* Written task:
Pull every line containing the word "Flader" from the records.

-*-*-

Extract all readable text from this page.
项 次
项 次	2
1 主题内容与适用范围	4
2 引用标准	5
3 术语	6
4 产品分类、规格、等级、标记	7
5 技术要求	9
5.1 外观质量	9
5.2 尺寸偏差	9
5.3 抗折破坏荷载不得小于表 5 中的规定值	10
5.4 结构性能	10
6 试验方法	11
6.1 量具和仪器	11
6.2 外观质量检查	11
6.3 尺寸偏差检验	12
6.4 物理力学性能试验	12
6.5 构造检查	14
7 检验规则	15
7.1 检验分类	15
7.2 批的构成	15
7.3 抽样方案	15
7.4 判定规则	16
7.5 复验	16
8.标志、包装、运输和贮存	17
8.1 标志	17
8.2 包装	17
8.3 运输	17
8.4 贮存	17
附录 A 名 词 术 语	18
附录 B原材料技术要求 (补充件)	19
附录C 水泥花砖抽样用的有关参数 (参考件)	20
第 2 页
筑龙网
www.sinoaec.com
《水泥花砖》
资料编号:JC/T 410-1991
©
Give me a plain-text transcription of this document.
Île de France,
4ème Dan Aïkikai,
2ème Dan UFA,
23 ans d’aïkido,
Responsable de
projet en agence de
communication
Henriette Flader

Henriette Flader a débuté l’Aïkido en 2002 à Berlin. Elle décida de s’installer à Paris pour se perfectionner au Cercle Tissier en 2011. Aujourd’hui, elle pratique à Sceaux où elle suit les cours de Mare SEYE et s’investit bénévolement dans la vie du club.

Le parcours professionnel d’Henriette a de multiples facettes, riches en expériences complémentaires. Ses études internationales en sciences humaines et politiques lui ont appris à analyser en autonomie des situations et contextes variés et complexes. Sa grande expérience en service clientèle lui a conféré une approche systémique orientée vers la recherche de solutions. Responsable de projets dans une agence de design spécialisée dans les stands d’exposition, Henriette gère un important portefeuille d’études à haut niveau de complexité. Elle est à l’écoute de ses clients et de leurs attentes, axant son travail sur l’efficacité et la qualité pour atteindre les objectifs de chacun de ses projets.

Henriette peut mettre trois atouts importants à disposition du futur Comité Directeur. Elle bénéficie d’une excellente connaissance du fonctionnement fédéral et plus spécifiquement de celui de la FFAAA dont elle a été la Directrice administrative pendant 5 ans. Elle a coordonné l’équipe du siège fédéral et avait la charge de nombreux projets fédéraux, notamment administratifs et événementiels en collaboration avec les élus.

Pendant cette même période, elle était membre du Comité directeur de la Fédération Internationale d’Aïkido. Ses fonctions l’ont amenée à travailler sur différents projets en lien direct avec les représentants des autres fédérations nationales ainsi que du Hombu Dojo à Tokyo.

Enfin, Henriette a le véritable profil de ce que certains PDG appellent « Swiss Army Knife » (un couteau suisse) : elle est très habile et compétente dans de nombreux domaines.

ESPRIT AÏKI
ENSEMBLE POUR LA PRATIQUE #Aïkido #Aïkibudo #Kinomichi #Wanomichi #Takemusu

-*-*-

* Exercise response:
Henriette Flader
Henriette Flader a débuté l’Aïkido en 2002 à Berlin. Elle décida de s’installer à Paris pour se perfectionner au Cercle Tissier en 2011. Aujourd’hui, elle pratique à Sceaux où elle suit les cours de Mare SEYE et s’investit bénévolement dans la vie du club.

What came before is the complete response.